> _What is needed_:
Write out every line of the records below word for word, with nothing changed.

> _Source records_:
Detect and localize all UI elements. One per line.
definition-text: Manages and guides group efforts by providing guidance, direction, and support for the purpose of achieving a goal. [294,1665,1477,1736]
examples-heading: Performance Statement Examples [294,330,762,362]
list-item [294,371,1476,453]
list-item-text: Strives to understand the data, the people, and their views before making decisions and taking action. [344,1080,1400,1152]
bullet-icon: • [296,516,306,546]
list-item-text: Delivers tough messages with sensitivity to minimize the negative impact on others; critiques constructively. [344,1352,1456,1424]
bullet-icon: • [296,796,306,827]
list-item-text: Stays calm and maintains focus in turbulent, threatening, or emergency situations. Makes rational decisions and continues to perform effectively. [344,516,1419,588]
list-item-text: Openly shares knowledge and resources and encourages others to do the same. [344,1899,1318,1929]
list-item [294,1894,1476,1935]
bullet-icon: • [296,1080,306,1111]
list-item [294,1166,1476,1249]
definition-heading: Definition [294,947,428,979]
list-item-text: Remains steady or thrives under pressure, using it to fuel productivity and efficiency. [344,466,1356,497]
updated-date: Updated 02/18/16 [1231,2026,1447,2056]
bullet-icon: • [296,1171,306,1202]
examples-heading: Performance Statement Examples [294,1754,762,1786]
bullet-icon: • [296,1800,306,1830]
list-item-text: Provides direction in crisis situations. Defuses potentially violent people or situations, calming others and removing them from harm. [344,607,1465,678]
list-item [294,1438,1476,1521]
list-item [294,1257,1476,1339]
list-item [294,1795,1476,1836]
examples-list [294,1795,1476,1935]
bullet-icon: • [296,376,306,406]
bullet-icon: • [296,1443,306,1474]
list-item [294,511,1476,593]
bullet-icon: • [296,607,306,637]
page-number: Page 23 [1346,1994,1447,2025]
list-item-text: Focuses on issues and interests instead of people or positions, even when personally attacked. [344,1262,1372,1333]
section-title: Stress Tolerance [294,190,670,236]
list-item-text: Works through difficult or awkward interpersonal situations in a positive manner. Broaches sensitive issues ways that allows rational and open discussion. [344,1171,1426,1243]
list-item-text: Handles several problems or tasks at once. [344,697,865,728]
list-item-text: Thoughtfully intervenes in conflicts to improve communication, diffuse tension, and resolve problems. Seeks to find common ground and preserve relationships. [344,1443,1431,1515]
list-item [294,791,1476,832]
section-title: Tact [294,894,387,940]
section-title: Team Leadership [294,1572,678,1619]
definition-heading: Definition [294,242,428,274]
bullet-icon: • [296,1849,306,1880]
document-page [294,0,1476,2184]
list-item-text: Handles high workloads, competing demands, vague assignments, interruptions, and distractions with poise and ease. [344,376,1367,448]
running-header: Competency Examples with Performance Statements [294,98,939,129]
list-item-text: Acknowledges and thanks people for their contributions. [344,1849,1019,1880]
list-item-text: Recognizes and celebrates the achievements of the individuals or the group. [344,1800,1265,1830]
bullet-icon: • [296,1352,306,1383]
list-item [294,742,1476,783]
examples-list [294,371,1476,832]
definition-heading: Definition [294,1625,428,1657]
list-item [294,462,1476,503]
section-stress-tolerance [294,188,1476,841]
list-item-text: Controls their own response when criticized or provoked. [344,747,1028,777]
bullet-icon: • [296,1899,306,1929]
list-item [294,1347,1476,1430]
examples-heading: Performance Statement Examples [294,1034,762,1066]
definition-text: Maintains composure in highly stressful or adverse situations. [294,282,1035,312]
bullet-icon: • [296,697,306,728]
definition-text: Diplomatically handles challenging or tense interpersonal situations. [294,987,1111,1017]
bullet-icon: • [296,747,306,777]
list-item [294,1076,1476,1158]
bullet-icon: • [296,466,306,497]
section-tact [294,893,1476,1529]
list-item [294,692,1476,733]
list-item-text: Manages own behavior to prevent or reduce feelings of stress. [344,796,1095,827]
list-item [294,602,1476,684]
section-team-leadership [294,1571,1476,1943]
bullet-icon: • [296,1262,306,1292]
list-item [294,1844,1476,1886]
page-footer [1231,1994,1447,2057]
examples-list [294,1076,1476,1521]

> _Task output_:
Detect and localize all UI elements. One per line.
definition-text: Manages and guides group efforts by providing guidance, direction, and support for the purpose of achieving a goal. [294,1665,1477,1736]
examples-heading: Performance Statement Examples [294,330,762,362]
list-item [294,371,1476,453]
list-item-text: Strives to understand the data, the people, and their views before making decisions and taking action. [344,1080,1400,1152]
bullet-icon: • [296,516,306,546]
list-item-text: Delivers tough messages with sensitivity to minimize the negative impact on others; critiques constructively. [344,1352,1456,1424]
bullet-icon: • [296,796,306,827]
list-item-text: Stays calm and maintains focus in turbulent, threatening, or emergency situations. Makes rational decisions and continues to perform effectively. [344,516,1419,588]
list-item-text: Openly shares knowledge and resources and encourages others to do the same. [344,1899,1318,1929]
list-item [294,1894,1476,1935]
bullet-icon: • [296,1080,306,1111]
list-item [294,1166,1476,1249]
definition-heading: Definition [294,947,428,979]
list-item-text: Remains steady or thrives under pressure, using it to fuel productivity and efficiency. [344,466,1356,497]
updated-date: Updated 02/18/16 [1231,2026,1447,2056]
bullet-icon: • [296,1171,306,1202]
examples-heading: Performance Statement Examples [294,1754,762,1786]
bullet-icon: • [296,1800,306,1830]
list-item-text: Provides direction in crisis situations. Defuses potentially violent people or situations, calming others and removing them from harm. [344,607,1465,678]
list-item [294,1438,1476,1521]
list-item [294,1257,1476,1339]
list-item [294,1795,1476,1836]
examples-list [294,1795,1476,1935]
bullet-icon: • [296,376,306,406]
bullet-icon: • [296,1443,306,1474]
list-item [294,511,1476,593]
bullet-icon: • [296,607,306,637]
page-number: Page 23 [1346,1994,1447,2025]
list-item-text: Focuses on issues and interests instead of people or positions, even when personally attacked. [344,1262,1372,1333]
section-title: Stress Tolerance [294,190,670,236]
list-item-text: Works through difficult or awkward interpersonal situations in a positive manner. Broaches sensitive issues ways that allows rational and open discussion. [344,1171,1426,1243]
list-item-text: Handles several problems or tasks at once. [344,697,865,728]
list-item-text: Thoughtfully intervenes in conflicts to improve communication, diffuse tension, and resolve problems. Seeks to find common ground and preserve relationships. [344,1443,1431,1515]
list-item [294,791,1476,832]
section-title: Tact [294,894,387,940]
section-title: Team Leadership [294,1572,678,1619]
definition-heading: Definition [294,242,428,274]
bullet-icon: • [296,1849,306,1880]
document-page [294,0,1476,2184]
list-item-text: Handles high workloads, competing demands, vague assignments, interruptions, and distractions with poise and ease. [344,376,1367,448]
running-header: Competency Examples with Performance Statements [294,98,939,129]
list-item-text: Acknowledges and thanks people for their contributions. [344,1849,1019,1880]
list-item-text: Recognizes and celebrates the achievements of the individuals or the group. [344,1800,1265,1830]
bullet-icon: • [296,1352,306,1383]
list-item [294,742,1476,783]
examples-list [294,371,1476,832]
definition-heading: Definition [294,1625,428,1657]
list-item [294,462,1476,503]
section-stress-tolerance [294,188,1476,841]
list-item-text: Controls their own response when criticized or provoked. [344,747,1028,777]
bullet-icon: • [296,1899,306,1929]
list-item [294,1347,1476,1430]
examples-heading: Performance Statement Examples [294,1034,762,1066]
definition-text: Maintains composure in highly stressful or adverse situations. [294,282,1035,312]
bullet-icon: • [296,697,306,728]
definition-text: Diplomatically handles challenging or tense interpersonal situations. [294,987,1111,1017]
bullet-icon: • [296,747,306,777]
list-item [294,1076,1476,1158]
bullet-icon: • [296,466,306,497]
section-tact [294,893,1476,1529]
list-item [294,692,1476,733]
list-item-text: Manages own behavior to prevent or reduce feelings of stress. [344,796,1095,827]
list-item [294,602,1476,684]
section-team-leadership [294,1571,1476,1943]
bullet-icon: • [296,1262,306,1292]
list-item [294,1844,1476,1886]
page-footer [1231,1994,1447,2057]
examples-list [294,1076,1476,1521]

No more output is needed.